[Stored data entries]
#####

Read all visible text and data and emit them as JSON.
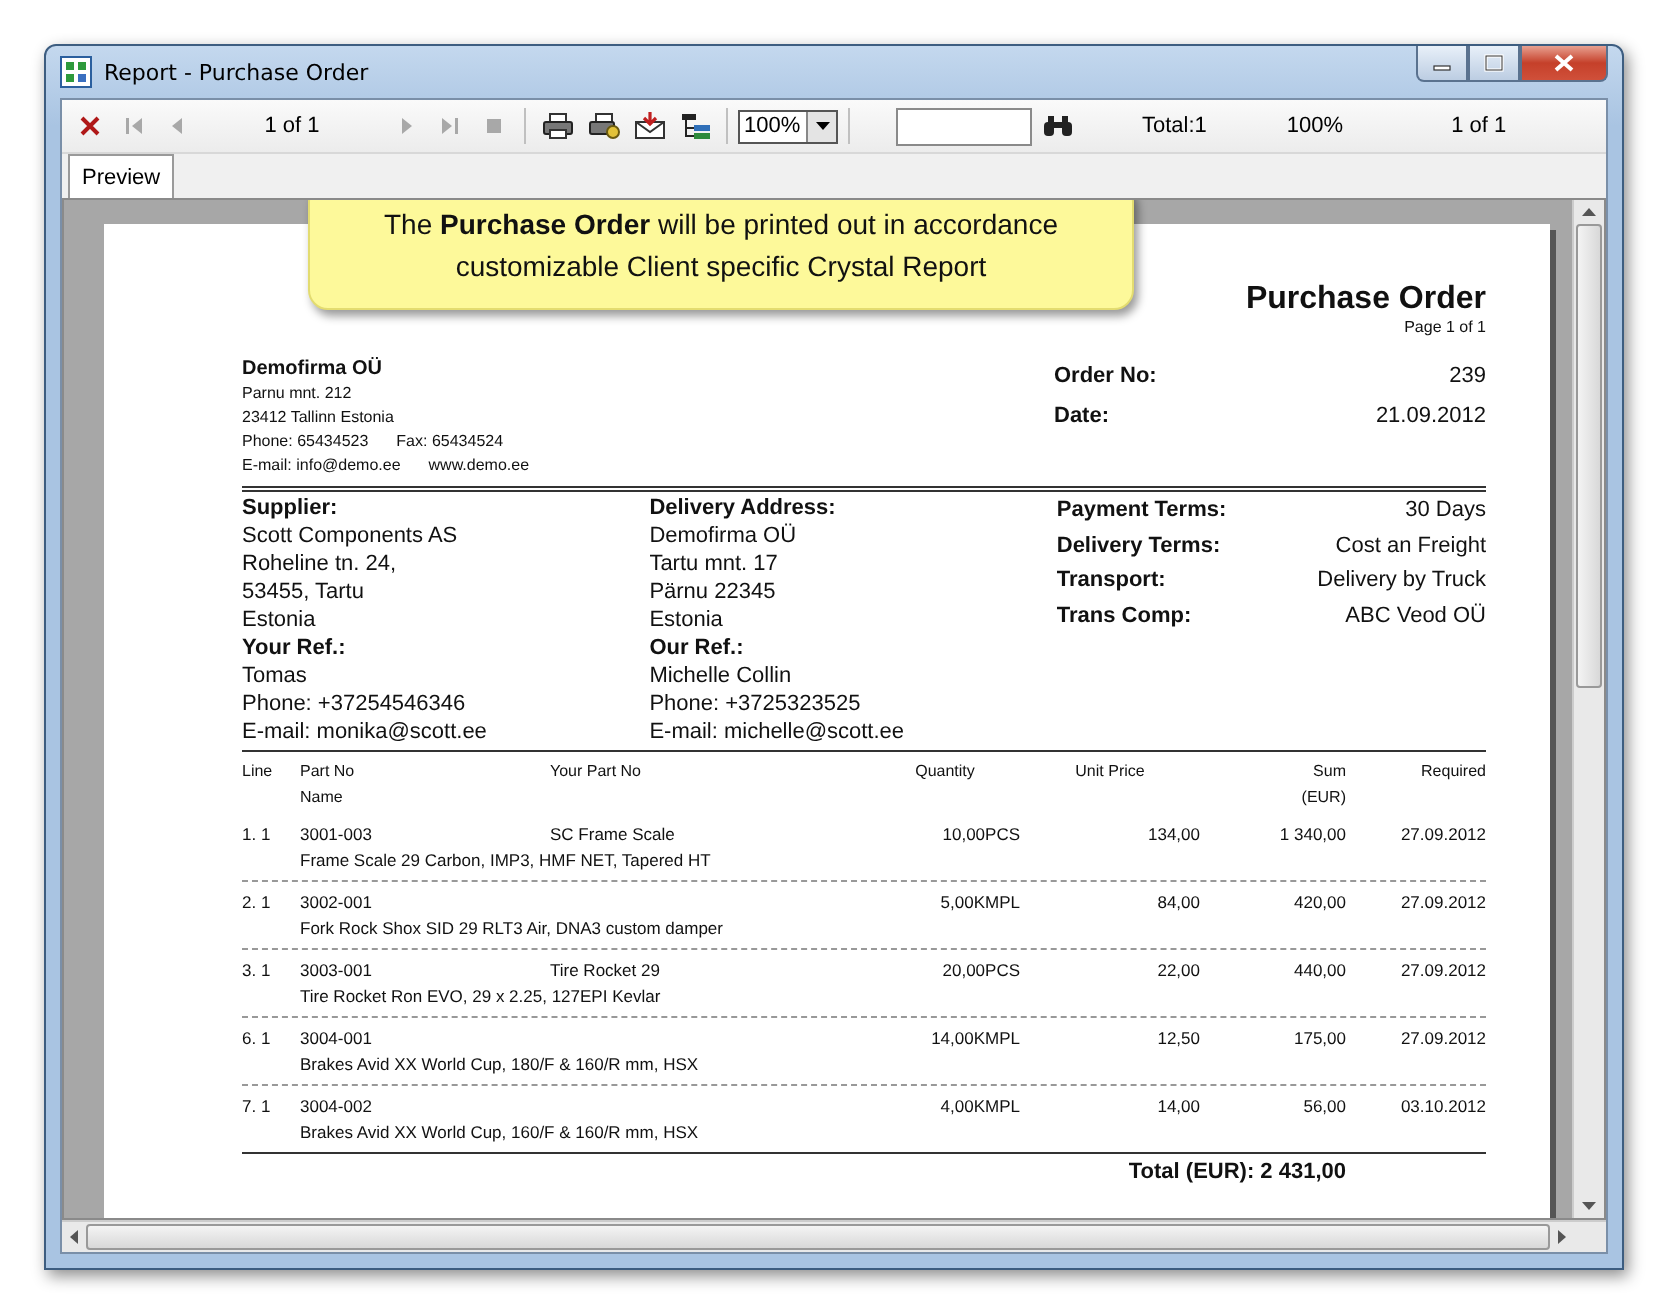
{
  "window": {
    "title": "Report - Purchase Order"
  },
  "toolbar": {
    "nav_start": [
      {
        "kind": "close",
        "disabled": false
      },
      {
        "kind": "first",
        "disabled": true
      },
      {
        "kind": "previous",
        "disabled": true
      }
    ],
    "page_indicator": "1 of 1",
    "nav_end": [
      {
        "kind": "next",
        "disabled": true
      },
      {
        "kind": "last",
        "disabled": true
      },
      {
        "kind": "stop",
        "disabled": true
      }
    ],
    "tools": [
      {
        "kind": "print"
      },
      {
        "kind": "printer-setup"
      },
      {
        "kind": "export"
      },
      {
        "kind": "group-tree"
      }
    ],
    "zoom": "100%",
    "status": {
      "total": "Total:1",
      "zoom": "100%",
      "page": "1 of 1"
    }
  },
  "tabs": [
    {
      "label": "Preview",
      "selected": true
    }
  ],
  "callout": {
    "text": "The **Purchase Order** will be printed out in accordance customizable Client specific Crystal Report"
  },
  "report": {
    "title": "Purchase Order",
    "page_label": "Page 1 of 1",
    "company": {
      "name": "Demofirma OÜ",
      "lines": [
        "Parnu mnt. 212",
        "23412 Tallinn Estonia"
      ],
      "contacts": [
        {
          "left": "Phone: 65434523",
          "right": "Fax: 65434524"
        },
        {
          "left": "E-mail: info@demo.ee",
          "right": "www.demo.ee"
        }
      ]
    },
    "order_info": [
      {
        "label": "Order No:",
        "value": "239"
      },
      {
        "label": "Date:",
        "value": "21.09.2012"
      }
    ],
    "parties": [
      {
        "heading": "Supplier:",
        "lines": [
          "Scott Components AS",
          "Roheline tn. 24,",
          "53455, Tartu",
          "Estonia"
        ],
        "ref_heading": "Your Ref.:",
        "ref_lines": [
          "Tomas",
          "Phone: +37254546346",
          "E-mail: monika@scott.ee"
        ]
      },
      {
        "heading": "Delivery Address:",
        "lines": [
          "Demofirma OÜ",
          "Tartu mnt. 17",
          "Pärnu 22345",
          "Estonia"
        ],
        "ref_heading": "Our Ref.:",
        "ref_lines": [
          "Michelle Collin",
          "Phone: +3725323525",
          "E-mail: michelle@scott.ee"
        ]
      }
    ],
    "terms": [
      {
        "label": "Payment Terms:",
        "value": "30 Days"
      },
      {
        "label": "Delivery Terms:",
        "value": "Cost an Freight"
      },
      {
        "label": "Transport:",
        "value": "Delivery by Truck"
      },
      {
        "label": "Trans Comp:",
        "value": "ABC Veod OÜ"
      }
    ],
    "table": {
      "columns": [
        {
          "label": "Line"
        },
        {
          "label": "Part No",
          "sub": "Name"
        },
        {
          "label": "Your Part No"
        },
        {
          "label": "Quantity"
        },
        {
          "label": "Unit Price"
        },
        {
          "label": "Sum",
          "sub": "(EUR)"
        },
        {
          "label": "Required"
        }
      ],
      "rows": [
        {
          "line": "1. 1",
          "part_no": "3001-003",
          "your_part_no": "SC Frame Scale",
          "quantity": "10,00PCS",
          "unit_price": "134,00",
          "sum": "1 340,00",
          "required": "27.09.2012",
          "name": "Frame Scale 29 Carbon, IMP3, HMF NET, Tapered HT"
        },
        {
          "line": "2. 1",
          "part_no": "3002-001",
          "quantity": "5,00KMPL",
          "unit_price": "84,00",
          "sum": "420,00",
          "required": "27.09.2012",
          "name": "Fork Rock Shox SID 29 RLT3 Air, DNA3 custom damper"
        },
        {
          "line": "3. 1",
          "part_no": "3003-001",
          "your_part_no": "Tire Rocket 29",
          "quantity": "20,00PCS",
          "unit_price": "22,00",
          "sum": "440,00",
          "required": "27.09.2012",
          "name": "Tire Rocket Ron EVO, 29 x 2.25, 127EPI Kevlar"
        },
        {
          "line": "6. 1",
          "part_no": "3004-001",
          "quantity": "14,00KMPL",
          "unit_price": "12,50",
          "sum": "175,00",
          "required": "27.09.2012",
          "name": "Brakes Avid XX World Cup, 180/F & 160/R mm, HSX"
        },
        {
          "line": "7. 1",
          "part_no": "3004-002",
          "quantity": "4,00KMPL",
          "unit_price": "14,00",
          "sum": "56,00",
          "required": "03.10.2012",
          "name": "Brakes Avid XX World Cup, 160/F & 160/R mm, HSX"
        }
      ]
    },
    "total": {
      "label": "Total (EUR):",
      "value": "2 431,00"
    }
  }
}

#####

(The problem):
Where a line of the entries contains the word "Purchase", copy that line.

(Result for this task):
    "title": "Report - Purchase Order"
    "text": "The **Purchase Order** will be printed out in accordance customizable Client specific Crystal Report"
    "title": "Purchase Order",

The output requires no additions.